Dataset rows
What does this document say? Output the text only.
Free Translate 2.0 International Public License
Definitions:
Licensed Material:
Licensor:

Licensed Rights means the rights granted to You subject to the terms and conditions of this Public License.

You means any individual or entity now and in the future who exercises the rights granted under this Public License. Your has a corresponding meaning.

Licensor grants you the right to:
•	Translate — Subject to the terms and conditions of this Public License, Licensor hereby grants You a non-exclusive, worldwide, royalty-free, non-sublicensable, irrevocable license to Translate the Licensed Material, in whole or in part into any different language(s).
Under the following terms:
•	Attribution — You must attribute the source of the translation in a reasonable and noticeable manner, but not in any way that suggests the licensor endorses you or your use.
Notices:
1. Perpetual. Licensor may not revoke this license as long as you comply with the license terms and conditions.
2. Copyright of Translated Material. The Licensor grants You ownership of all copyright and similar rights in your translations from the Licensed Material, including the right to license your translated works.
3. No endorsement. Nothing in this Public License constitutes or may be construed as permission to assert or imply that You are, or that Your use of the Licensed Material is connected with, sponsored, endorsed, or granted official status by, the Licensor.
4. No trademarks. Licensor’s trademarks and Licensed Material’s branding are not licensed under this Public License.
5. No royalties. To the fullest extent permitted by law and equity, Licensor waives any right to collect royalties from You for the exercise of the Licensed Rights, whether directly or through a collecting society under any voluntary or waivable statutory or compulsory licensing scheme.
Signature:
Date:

▶ _Problem_
Extract each line of the listing above, copying it word for word.

▶ _Output below_
What does this document say? Output the text only.
Free Translate 2.0 International Public License
Definitions:
Licensed Material:
Licensor:

Licensed Rights means the rights granted to You subject to the terms and conditions of this Public License.

You means any individual or entity now and in the future who exercises the rights granted under this Public License. Your has a corresponding meaning.

Licensor grants you the right to:
•	Translate — Subject to the terms and conditions of this Public License, Licensor hereby grants You a non-exclusive, worldwide, royalty-free, non-sublicensable, irrevocable license to Translate the Licensed Material, in whole or in part into any different language(s).
Under the following terms:
•	Attribution — You must attribute the source of the translation in a reasonable and noticeable manner, but not in any way that suggests the licensor endorses you or your use.
Notices:
1. Perpetual. Licensor may not revoke this license as long as you comply with the license terms and conditions.
2. Copyright of Translated Material. The Licensor grants You ownership of all copyright and similar rights in your translations from the Licensed Material, including the right to license your translated works.
3. No endorsement. Nothing in this Public License constitutes or may be construed as permission to assert or imply that You are, or that Your use of the Licensed Material is connected with, sponsored, endorsed, or granted official status by, the Licensor.
4. No trademarks. Licensor’s trademarks and Licensed Material’s branding are not licensed under this Public License.
5. No royalties. To the fullest extent permitted by law and equity, Licensor waives any right to collect royalties from You for the exercise of the Licensed Rights, whether directly or through a collecting society under any voluntary or waivable statutory or compulsory licensing scheme.
Signature:
Date:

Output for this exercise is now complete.